• **REQUIRED WORK**: Select every line containing the word "color" from the material, and copy those lines.
━━━
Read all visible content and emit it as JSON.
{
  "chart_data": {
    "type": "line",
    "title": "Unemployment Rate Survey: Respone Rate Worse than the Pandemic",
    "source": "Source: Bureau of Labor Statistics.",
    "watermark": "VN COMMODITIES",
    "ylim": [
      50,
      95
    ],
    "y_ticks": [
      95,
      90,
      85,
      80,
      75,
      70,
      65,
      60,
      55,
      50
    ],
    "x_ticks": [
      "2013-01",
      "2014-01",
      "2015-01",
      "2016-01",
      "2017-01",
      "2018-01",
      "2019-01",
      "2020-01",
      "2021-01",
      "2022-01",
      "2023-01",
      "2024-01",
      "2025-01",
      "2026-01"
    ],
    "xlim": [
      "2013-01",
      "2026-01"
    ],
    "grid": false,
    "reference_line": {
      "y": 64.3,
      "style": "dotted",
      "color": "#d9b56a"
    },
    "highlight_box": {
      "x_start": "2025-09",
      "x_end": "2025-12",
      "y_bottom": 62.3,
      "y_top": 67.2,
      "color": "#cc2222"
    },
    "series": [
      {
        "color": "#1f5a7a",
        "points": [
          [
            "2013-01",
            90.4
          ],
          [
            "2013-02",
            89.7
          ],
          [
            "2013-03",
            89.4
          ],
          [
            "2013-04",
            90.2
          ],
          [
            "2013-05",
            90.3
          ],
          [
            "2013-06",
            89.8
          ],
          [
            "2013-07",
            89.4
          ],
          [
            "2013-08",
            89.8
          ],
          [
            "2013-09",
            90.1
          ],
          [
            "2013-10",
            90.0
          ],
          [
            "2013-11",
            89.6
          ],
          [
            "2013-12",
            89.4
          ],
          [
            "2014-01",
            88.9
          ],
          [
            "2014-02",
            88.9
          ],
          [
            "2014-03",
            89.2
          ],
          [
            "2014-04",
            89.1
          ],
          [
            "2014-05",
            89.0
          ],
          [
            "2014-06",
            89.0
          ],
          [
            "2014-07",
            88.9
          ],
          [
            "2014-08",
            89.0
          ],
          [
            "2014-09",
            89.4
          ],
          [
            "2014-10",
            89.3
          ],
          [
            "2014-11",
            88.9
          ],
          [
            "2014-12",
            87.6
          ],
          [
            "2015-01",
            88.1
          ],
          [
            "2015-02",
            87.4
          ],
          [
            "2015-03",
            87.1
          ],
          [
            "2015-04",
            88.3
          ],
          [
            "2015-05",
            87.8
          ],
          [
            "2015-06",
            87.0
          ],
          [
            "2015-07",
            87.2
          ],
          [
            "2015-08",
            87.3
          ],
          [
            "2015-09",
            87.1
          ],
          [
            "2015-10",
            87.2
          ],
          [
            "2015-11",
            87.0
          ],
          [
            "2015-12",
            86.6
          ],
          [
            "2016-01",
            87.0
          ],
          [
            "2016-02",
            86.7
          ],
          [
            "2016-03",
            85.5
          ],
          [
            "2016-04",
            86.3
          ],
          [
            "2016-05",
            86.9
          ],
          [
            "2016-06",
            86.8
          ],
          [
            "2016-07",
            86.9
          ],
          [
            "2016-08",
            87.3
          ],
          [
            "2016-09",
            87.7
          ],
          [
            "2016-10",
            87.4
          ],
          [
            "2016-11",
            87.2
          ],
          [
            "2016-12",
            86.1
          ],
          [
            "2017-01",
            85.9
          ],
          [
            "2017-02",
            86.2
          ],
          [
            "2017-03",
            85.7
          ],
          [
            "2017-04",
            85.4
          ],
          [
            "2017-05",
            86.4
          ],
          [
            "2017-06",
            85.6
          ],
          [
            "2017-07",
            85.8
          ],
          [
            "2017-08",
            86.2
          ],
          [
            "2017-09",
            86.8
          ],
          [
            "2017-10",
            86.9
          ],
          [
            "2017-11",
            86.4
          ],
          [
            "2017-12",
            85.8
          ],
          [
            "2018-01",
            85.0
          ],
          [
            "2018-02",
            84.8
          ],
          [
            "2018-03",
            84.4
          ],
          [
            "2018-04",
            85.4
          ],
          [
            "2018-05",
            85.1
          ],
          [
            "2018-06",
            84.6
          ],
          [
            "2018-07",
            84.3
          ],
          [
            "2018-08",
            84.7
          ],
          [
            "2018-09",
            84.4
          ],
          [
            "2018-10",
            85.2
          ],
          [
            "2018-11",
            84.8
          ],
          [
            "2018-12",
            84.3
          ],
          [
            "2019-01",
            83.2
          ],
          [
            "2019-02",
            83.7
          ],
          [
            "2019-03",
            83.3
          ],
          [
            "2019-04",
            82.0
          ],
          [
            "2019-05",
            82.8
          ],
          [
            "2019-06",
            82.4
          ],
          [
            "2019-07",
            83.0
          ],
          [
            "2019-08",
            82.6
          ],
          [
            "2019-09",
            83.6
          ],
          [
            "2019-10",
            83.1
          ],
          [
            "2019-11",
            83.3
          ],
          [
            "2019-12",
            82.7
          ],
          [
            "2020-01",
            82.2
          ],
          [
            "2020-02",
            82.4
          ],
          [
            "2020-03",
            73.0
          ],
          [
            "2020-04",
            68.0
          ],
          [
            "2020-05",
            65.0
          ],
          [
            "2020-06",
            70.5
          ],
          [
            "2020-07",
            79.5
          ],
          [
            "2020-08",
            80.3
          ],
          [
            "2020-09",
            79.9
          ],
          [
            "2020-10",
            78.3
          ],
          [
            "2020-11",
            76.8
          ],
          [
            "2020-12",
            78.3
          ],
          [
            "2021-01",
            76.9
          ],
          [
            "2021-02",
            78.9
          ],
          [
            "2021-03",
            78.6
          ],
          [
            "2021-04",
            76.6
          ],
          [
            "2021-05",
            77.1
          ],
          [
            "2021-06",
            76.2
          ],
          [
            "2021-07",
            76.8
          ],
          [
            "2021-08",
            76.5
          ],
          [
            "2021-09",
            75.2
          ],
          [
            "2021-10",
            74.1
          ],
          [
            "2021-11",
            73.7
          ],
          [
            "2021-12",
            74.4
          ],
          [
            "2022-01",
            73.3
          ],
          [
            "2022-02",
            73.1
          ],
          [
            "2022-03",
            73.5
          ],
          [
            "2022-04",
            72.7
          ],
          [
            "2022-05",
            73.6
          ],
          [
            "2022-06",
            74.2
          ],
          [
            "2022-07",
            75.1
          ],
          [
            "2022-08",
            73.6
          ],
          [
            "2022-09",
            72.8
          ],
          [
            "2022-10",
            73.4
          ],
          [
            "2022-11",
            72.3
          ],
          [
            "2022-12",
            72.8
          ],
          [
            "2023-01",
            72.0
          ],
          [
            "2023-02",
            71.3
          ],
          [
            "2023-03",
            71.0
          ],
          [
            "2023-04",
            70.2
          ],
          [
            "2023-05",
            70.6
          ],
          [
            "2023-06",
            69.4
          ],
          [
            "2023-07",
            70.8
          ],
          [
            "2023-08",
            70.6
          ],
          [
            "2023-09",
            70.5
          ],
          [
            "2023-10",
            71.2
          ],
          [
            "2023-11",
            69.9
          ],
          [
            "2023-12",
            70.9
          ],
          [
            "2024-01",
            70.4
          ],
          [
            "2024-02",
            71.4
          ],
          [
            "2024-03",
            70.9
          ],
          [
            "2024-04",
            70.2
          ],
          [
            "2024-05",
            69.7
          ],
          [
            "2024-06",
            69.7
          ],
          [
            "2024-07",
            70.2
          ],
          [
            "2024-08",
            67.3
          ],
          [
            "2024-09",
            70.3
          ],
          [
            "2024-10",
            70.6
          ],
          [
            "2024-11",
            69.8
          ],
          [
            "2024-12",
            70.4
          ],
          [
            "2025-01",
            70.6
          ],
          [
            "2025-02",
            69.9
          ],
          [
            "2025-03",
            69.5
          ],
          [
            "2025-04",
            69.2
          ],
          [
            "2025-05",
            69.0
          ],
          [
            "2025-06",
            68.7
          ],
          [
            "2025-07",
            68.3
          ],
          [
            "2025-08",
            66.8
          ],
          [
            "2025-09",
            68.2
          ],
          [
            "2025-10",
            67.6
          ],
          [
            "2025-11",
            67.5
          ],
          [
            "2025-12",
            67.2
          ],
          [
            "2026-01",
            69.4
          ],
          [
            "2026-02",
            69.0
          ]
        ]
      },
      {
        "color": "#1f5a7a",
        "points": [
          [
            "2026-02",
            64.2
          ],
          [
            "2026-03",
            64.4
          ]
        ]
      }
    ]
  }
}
━━━
• **ANSWER TO THE PROBLEM**:
      "color": "#d9b56a"
      "color": "#cc2222"
        "color": "#1f5a7a",
        "color": "#1f5a7a",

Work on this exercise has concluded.